• Try it
Each line of the data below holding the word "JSON" must be copied.

Excerpts from a figure dataset
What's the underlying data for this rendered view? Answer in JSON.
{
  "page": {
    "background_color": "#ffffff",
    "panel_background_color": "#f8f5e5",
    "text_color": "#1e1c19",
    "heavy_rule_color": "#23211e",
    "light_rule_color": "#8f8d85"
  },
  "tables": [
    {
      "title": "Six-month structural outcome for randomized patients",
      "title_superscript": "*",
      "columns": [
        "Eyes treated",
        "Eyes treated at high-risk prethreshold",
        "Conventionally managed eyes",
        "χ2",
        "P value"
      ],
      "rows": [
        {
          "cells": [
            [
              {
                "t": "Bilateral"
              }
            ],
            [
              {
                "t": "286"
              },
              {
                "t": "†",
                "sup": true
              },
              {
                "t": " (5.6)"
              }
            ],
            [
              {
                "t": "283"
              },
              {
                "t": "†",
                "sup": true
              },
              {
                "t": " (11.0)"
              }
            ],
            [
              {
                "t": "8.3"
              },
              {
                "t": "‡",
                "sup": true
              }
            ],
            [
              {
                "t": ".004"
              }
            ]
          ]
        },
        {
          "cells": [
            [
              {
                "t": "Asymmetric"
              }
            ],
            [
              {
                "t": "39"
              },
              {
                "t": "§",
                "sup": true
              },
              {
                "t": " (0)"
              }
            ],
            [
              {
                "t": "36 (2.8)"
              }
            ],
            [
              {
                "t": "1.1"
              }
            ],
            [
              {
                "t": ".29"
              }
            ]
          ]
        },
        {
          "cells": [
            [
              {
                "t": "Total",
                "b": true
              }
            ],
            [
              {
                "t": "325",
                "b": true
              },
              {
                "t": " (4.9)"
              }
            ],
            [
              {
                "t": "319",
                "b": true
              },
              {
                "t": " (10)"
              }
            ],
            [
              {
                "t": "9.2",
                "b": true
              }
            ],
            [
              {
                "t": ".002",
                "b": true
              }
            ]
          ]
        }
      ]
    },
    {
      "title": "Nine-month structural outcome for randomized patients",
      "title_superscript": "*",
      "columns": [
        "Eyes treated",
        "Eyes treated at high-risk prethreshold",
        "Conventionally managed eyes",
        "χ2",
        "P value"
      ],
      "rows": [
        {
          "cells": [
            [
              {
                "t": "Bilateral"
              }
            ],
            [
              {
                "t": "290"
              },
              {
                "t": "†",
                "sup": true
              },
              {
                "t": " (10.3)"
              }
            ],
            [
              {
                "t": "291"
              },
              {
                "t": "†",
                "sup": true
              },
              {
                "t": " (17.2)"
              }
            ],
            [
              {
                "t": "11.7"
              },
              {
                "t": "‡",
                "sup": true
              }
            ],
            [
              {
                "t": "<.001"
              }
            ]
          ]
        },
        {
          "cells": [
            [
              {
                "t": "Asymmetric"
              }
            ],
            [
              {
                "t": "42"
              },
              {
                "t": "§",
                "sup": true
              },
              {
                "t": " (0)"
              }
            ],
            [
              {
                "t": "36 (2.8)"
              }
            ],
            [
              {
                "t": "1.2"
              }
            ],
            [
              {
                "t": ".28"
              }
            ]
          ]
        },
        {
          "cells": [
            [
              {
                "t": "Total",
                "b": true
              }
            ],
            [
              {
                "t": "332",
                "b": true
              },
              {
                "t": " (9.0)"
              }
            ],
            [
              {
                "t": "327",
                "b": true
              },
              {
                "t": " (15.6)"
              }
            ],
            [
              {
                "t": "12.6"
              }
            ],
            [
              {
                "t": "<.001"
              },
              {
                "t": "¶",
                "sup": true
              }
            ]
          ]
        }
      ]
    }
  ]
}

--

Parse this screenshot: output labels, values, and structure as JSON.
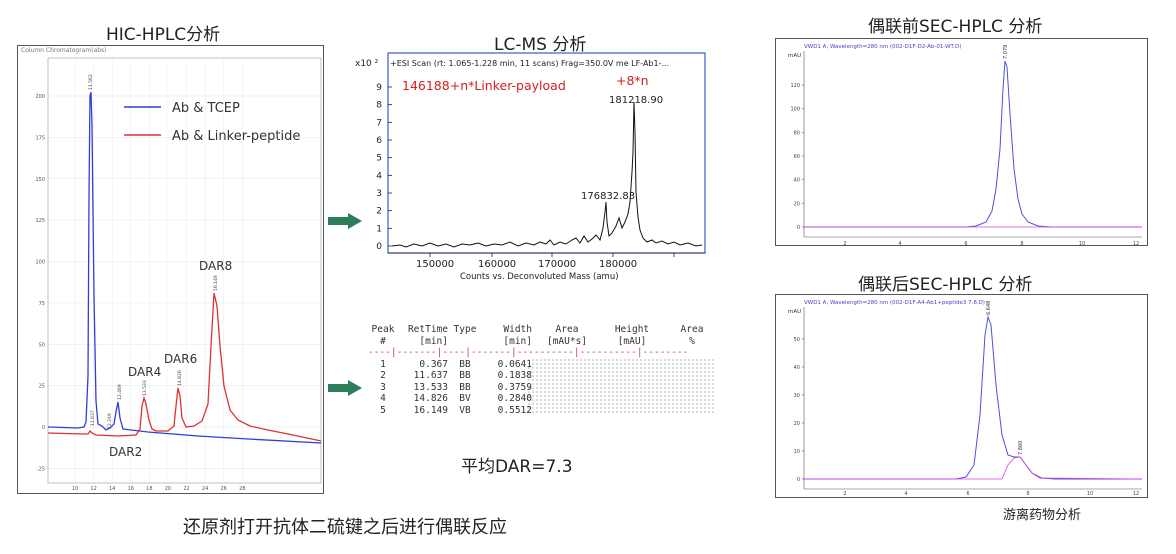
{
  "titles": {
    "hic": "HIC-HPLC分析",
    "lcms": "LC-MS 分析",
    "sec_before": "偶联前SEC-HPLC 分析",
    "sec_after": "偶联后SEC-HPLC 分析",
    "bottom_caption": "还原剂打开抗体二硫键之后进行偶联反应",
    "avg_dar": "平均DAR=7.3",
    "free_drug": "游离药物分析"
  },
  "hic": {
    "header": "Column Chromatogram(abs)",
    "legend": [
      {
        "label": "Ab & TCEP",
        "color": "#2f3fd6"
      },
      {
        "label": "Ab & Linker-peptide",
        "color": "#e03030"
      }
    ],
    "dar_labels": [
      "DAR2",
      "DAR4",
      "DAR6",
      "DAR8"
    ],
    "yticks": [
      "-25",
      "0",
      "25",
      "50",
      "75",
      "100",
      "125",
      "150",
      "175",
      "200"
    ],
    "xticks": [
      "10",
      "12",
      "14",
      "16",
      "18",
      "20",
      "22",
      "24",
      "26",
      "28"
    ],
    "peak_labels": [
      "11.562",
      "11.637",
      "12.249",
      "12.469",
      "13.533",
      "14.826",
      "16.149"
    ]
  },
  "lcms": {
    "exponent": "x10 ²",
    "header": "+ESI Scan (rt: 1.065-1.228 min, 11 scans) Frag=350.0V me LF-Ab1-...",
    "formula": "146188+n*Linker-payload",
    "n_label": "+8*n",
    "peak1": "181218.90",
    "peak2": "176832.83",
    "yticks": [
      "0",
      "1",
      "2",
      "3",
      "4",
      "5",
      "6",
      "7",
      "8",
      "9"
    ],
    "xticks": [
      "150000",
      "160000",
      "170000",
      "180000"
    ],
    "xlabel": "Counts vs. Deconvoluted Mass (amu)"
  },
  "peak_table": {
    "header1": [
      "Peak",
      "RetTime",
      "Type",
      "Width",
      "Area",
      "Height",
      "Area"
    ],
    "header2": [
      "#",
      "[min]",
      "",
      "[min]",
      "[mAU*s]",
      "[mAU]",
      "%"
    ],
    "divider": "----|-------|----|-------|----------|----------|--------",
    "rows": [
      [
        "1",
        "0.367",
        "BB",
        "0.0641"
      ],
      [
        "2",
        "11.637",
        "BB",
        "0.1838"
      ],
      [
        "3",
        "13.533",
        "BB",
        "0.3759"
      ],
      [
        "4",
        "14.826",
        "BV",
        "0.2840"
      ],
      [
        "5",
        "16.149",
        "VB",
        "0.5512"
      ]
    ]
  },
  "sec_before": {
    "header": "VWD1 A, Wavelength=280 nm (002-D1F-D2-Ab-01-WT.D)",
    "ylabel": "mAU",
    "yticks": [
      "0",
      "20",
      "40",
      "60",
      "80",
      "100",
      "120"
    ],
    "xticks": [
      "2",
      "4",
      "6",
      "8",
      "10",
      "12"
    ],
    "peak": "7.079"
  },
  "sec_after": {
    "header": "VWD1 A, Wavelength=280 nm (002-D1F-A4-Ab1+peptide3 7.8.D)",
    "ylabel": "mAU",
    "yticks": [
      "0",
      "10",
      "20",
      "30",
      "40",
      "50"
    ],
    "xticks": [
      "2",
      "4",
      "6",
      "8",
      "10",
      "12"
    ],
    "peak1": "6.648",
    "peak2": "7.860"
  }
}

• Exercise answer
What's the underlying data for this rendered view? Answer in JSON.
Parse this screenshot: output labels, values, and structure as JSON.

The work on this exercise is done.